--- Exercise instructions ---
Every line below must be reproduced exactly. Copy them all.

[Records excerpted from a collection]
* * *

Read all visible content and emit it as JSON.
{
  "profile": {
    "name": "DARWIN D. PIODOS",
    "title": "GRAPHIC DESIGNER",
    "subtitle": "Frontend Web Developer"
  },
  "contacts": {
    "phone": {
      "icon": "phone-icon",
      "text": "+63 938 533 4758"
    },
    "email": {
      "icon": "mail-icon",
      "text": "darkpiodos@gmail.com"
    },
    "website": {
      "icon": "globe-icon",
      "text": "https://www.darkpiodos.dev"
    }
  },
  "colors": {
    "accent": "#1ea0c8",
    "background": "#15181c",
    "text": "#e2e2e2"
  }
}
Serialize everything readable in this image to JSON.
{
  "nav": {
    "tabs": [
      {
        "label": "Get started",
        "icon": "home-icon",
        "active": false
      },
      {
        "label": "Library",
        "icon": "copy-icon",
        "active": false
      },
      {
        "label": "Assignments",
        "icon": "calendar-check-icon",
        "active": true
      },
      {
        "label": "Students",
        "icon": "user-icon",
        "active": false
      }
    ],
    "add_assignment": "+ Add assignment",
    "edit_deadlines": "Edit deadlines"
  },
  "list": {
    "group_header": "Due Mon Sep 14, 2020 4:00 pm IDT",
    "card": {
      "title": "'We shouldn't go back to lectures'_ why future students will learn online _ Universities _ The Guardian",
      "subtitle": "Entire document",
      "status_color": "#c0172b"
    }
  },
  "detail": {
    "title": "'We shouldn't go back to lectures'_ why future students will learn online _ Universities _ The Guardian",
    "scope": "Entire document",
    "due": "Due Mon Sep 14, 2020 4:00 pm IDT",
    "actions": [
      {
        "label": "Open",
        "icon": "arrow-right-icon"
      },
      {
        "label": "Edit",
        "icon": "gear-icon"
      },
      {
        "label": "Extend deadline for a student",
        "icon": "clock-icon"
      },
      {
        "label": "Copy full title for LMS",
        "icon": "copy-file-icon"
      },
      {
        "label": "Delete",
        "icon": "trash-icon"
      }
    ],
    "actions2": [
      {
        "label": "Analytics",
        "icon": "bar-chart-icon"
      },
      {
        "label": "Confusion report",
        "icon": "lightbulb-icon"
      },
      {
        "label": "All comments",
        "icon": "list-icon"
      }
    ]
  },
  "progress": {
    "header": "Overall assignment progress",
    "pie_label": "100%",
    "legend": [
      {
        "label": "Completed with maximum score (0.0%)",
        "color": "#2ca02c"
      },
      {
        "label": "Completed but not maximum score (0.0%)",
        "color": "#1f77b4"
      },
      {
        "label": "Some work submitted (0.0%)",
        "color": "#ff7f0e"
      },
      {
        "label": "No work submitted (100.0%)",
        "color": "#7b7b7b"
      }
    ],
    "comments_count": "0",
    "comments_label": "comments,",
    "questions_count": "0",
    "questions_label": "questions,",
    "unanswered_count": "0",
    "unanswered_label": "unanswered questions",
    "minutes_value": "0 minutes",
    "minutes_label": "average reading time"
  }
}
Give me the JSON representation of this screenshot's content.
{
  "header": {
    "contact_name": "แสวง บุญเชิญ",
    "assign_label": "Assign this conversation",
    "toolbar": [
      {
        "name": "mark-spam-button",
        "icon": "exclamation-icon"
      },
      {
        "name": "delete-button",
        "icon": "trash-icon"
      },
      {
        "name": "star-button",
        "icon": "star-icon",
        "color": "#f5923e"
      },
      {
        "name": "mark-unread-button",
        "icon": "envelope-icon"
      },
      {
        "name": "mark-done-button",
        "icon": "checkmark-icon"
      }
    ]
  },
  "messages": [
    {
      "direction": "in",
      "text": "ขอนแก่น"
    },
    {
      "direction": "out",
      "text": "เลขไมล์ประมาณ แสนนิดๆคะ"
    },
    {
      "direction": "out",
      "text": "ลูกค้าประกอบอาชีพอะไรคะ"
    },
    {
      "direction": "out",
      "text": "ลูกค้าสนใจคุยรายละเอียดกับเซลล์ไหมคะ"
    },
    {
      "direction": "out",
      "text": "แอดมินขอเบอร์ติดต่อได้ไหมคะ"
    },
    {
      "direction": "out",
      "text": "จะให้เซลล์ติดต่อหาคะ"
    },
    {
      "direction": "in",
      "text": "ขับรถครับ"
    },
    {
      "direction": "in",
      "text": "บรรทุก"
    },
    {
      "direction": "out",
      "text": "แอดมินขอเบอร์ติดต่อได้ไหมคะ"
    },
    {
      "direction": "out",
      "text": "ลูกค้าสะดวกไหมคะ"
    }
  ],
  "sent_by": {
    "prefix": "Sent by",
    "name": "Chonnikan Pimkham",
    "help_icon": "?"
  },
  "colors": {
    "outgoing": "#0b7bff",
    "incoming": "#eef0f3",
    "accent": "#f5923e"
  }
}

* * *

--- Result for this exercise ---
Read all visible content and emit it as JSON.
{
  "profile": {
    "name": "DARWIN D. PIODOS",
    "title": "GRAPHIC DESIGNER",
    "subtitle": "Frontend Web Developer"
  },
  "contacts": {
    "phone": {
      "icon": "phone-icon",
      "text": "+63 938 533 4758"
    },
    "email": {
      "icon": "mail-icon",
      "text": "darkpiodos@gmail.com"
    },
    "website": {
      "icon": "globe-icon",
      "text": "https://www.darkpiodos.dev"
    }
  },
  "colors": {
    "accent": "#1ea0c8",
    "background": "#15181c",
    "text": "#e2e2e2"
  }
}
Serialize everything readable in this image to JSON.
{
  "nav": {
    "tabs": [
      {
        "label": "Get started",
        "icon": "home-icon",
        "active": false
      },
      {
        "label": "Library",
        "icon": "copy-icon",
        "active": false
      },
      {
        "label": "Assignments",
        "icon": "calendar-check-icon",
        "active": true
      },
      {
        "label": "Students",
        "icon": "user-icon",
        "active": false
      }
    ],
    "add_assignment": "+ Add assignment",
    "edit_deadlines": "Edit deadlines"
  },
  "list": {
    "group_header": "Due Mon Sep 14, 2020 4:00 pm IDT",
    "card": {
      "title": "'We shouldn't go back to lectures'_ why future students will learn online _ Universities _ The Guardian",
      "subtitle": "Entire document",
      "status_color": "#c0172b"
    }
  },
  "detail": {
    "title": "'We shouldn't go back to lectures'_ why future students will learn online _ Universities _ The Guardian",
    "scope": "Entire document",
    "due": "Due Mon Sep 14, 2020 4:00 pm IDT",
    "actions": [
      {
        "label": "Open",
        "icon": "arrow-right-icon"
      },
      {
        "label": "Edit",
        "icon": "gear-icon"
      },
      {
        "label": "Extend deadline for a student",
        "icon": "clock-icon"
      },
      {
        "label": "Copy full title for LMS",
        "icon": "copy-file-icon"
      },
      {
        "label": "Delete",
        "icon": "trash-icon"
      }
    ],
    "actions2": [
      {
        "label": "Analytics",
        "icon": "bar-chart-icon"
      },
      {
        "label": "Confusion report",
        "icon": "lightbulb-icon"
      },
      {
        "label": "All comments",
        "icon": "list-icon"
      }
    ]
  },
  "progress": {
    "header": "Overall assignment progress",
    "pie_label": "100%",
    "legend": [
      {
        "label": "Completed with maximum score (0.0%)",
        "color": "#2ca02c"
      },
      {
        "label": "Completed but not maximum score (0.0%)",
        "color": "#1f77b4"
      },
      {
        "label": "Some work submitted (0.0%)",
        "color": "#ff7f0e"
      },
      {
        "label": "No work submitted (100.0%)",
        "color": "#7b7b7b"
      }
    ],
    "comments_count": "0",
    "comments_label": "comments,",
    "questions_count": "0",
    "questions_label": "questions,",
    "unanswered_count": "0",
    "unanswered_label": "unanswered questions",
    "minutes_value": "0 minutes",
    "minutes_label": "average reading time"
  }
}
Give me the JSON representation of this screenshot's content.
{
  "header": {
    "contact_name": "แสวง บุญเชิญ",
    "assign_label": "Assign this conversation",
    "toolbar": [
      {
        "name": "mark-spam-button",
        "icon": "exclamation-icon"
      },
      {
        "name": "delete-button",
        "icon": "trash-icon"
      },
      {
        "name": "star-button",
        "icon": "star-icon",
        "color": "#f5923e"
      },
      {
        "name": "mark-unread-button",
        "icon": "envelope-icon"
      },
      {
        "name": "mark-done-button",
        "icon": "checkmark-icon"
      }
    ]
  },
  "messages": [
    {
      "direction": "in",
      "text": "ขอนแก่น"
    },
    {
      "direction": "out",
      "text": "เลขไมล์ประมาณ แสนนิดๆคะ"
    },
    {
      "direction": "out",
      "text": "ลูกค้าประกอบอาชีพอะไรคะ"
    },
    {
      "direction": "out",
      "text": "ลูกค้าสนใจคุยรายละเอียดกับเซลล์ไหมคะ"
    },
    {
      "direction": "out",
      "text": "แอดมินขอเบอร์ติดต่อได้ไหมคะ"
    },
    {
      "direction": "out",
      "text": "จะให้เซลล์ติดต่อหาคะ"
    },
    {
      "direction": "in",
      "text": "ขับรถครับ"
    },
    {
      "direction": "in",
      "text": "บรรทุก"
    },
    {
      "direction": "out",
      "text": "แอดมินขอเบอร์ติดต่อได้ไหมคะ"
    },
    {
      "direction": "out",
      "text": "ลูกค้าสะดวกไหมคะ"
    }
  ],
  "sent_by": {
    "prefix": "Sent by",
    "name": "Chonnikan Pimkham",
    "help_icon": "?"
  },
  "colors": {
    "outgoing": "#0b7bff",
    "incoming": "#eef0f3",
    "accent": "#f5923e"
  }
}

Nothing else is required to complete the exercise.